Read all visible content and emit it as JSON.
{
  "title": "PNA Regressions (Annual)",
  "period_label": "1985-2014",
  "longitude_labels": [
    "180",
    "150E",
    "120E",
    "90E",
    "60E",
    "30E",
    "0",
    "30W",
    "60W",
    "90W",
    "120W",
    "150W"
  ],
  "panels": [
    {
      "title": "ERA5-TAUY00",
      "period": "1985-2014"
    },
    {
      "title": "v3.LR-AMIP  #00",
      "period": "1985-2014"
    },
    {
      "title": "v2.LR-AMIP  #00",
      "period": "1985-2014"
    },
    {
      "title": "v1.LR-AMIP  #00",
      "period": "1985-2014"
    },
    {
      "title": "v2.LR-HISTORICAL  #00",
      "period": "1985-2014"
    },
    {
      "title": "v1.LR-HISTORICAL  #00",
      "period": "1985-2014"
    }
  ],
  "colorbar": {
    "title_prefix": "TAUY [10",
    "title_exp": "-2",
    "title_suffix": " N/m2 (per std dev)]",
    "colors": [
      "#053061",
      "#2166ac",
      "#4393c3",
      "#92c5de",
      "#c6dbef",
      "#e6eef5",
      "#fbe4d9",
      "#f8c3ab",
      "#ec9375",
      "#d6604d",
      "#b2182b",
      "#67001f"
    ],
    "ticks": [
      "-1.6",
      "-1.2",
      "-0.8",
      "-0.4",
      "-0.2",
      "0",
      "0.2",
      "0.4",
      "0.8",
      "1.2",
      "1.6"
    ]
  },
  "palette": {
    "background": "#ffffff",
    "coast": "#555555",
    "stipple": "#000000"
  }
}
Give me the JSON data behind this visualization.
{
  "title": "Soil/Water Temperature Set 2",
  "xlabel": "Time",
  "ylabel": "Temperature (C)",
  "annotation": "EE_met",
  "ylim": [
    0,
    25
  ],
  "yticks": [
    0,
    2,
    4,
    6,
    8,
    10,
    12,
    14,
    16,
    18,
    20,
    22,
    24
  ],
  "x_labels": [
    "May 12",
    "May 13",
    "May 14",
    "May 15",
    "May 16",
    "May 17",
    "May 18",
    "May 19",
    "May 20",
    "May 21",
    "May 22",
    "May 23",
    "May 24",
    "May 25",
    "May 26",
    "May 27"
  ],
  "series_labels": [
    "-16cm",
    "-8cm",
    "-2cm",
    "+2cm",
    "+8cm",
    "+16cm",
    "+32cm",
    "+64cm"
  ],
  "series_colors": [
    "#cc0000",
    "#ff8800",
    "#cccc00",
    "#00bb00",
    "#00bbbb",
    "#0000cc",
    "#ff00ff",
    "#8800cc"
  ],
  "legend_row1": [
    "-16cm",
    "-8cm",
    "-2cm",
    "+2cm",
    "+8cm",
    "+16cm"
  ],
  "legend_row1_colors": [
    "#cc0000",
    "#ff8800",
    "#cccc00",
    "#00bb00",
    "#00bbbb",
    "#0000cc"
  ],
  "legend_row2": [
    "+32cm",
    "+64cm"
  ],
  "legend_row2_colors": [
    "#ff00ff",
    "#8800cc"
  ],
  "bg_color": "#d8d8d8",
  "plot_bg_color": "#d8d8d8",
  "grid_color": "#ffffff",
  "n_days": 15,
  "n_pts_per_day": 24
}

Set problem: Extract from the data every line where "ffffff" shows up.

Answer in full:
    "background": "#ffffff",
  "grid_color": "#ffffff",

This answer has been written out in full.